_What is expected_. Reproduce all lines of the listing below in which the word "Were" occurs.

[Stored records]

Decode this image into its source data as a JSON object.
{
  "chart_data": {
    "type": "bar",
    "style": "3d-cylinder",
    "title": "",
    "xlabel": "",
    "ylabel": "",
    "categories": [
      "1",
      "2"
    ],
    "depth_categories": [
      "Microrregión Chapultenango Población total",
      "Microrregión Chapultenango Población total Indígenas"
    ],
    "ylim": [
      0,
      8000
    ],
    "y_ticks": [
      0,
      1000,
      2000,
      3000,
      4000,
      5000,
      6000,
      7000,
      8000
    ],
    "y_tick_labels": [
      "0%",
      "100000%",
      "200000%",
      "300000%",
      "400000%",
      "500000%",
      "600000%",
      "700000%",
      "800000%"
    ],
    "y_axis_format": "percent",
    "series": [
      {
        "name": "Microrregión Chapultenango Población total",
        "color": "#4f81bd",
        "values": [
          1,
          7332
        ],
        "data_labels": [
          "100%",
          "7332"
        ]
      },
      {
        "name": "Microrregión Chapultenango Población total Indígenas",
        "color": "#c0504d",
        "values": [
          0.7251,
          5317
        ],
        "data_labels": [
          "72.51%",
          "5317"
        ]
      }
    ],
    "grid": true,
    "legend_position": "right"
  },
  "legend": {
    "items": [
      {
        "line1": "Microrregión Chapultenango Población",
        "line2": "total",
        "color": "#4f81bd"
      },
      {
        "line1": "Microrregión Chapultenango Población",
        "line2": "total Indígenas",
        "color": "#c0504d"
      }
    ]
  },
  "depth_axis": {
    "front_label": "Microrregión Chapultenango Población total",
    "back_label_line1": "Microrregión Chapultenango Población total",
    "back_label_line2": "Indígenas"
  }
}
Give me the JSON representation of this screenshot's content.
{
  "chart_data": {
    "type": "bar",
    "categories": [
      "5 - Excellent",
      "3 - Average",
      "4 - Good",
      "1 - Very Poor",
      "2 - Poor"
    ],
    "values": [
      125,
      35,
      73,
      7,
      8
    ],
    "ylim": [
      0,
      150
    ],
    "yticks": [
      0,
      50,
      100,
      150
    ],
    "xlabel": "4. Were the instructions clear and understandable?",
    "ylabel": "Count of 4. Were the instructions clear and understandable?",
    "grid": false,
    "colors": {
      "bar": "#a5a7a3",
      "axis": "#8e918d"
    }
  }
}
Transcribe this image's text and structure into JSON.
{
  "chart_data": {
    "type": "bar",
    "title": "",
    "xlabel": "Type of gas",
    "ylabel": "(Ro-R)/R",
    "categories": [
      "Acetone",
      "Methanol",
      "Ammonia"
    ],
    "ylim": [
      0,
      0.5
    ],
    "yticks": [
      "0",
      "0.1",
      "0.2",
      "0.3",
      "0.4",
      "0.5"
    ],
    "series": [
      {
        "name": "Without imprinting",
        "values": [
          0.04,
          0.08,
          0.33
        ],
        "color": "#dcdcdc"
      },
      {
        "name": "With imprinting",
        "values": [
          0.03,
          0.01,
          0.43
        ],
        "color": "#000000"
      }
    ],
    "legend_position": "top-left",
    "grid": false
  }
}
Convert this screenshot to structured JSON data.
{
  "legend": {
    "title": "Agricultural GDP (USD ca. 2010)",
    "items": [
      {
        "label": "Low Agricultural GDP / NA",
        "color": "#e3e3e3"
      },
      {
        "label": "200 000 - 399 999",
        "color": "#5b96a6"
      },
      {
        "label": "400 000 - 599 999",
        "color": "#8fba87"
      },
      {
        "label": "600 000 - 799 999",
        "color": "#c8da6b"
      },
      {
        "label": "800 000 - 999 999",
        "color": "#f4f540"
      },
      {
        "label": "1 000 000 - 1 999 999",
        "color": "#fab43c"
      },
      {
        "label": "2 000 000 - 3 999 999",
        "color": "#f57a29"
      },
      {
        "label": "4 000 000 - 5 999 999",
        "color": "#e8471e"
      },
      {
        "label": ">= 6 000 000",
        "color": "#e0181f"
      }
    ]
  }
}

...

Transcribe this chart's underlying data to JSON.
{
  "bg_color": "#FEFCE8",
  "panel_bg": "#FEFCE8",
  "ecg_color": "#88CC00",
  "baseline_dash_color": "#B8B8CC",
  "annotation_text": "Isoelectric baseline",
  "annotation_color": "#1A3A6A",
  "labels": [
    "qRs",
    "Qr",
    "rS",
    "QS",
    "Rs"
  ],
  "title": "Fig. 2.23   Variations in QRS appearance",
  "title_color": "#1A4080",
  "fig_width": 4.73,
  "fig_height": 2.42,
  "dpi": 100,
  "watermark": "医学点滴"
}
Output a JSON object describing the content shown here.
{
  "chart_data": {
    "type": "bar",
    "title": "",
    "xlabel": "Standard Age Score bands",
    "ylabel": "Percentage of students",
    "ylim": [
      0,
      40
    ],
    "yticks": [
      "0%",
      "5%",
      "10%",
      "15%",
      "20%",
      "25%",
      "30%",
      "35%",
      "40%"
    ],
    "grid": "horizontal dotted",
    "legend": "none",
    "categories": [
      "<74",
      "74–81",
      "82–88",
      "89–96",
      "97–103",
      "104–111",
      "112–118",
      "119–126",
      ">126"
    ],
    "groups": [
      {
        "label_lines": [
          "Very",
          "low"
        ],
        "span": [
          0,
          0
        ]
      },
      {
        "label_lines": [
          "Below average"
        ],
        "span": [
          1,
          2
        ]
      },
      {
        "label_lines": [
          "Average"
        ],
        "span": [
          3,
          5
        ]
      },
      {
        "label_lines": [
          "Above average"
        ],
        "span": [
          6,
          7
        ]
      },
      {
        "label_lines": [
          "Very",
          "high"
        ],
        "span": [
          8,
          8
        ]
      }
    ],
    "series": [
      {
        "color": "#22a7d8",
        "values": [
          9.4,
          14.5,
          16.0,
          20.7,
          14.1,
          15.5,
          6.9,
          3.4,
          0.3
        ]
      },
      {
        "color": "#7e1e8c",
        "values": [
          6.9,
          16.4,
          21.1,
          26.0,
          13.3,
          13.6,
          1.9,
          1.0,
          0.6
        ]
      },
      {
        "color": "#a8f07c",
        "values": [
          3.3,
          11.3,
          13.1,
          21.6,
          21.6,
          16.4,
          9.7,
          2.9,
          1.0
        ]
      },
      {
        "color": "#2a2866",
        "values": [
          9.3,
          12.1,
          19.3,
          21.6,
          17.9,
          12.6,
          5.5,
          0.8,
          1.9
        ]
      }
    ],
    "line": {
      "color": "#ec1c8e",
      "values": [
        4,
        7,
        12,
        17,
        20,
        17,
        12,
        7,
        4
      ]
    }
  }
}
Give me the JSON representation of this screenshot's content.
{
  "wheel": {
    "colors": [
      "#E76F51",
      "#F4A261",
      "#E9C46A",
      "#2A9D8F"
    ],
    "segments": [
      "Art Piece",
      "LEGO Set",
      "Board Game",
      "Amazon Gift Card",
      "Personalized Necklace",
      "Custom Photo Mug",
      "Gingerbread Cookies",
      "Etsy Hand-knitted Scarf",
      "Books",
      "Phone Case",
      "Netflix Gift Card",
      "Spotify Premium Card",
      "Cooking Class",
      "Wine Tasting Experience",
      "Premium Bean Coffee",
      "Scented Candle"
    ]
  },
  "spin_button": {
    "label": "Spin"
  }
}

_Expected answer_.
    "xlabel": "4. Were the instructions clear and understandable?",
    "ylabel": "Count of 4. Were the instructions clear and understandable?",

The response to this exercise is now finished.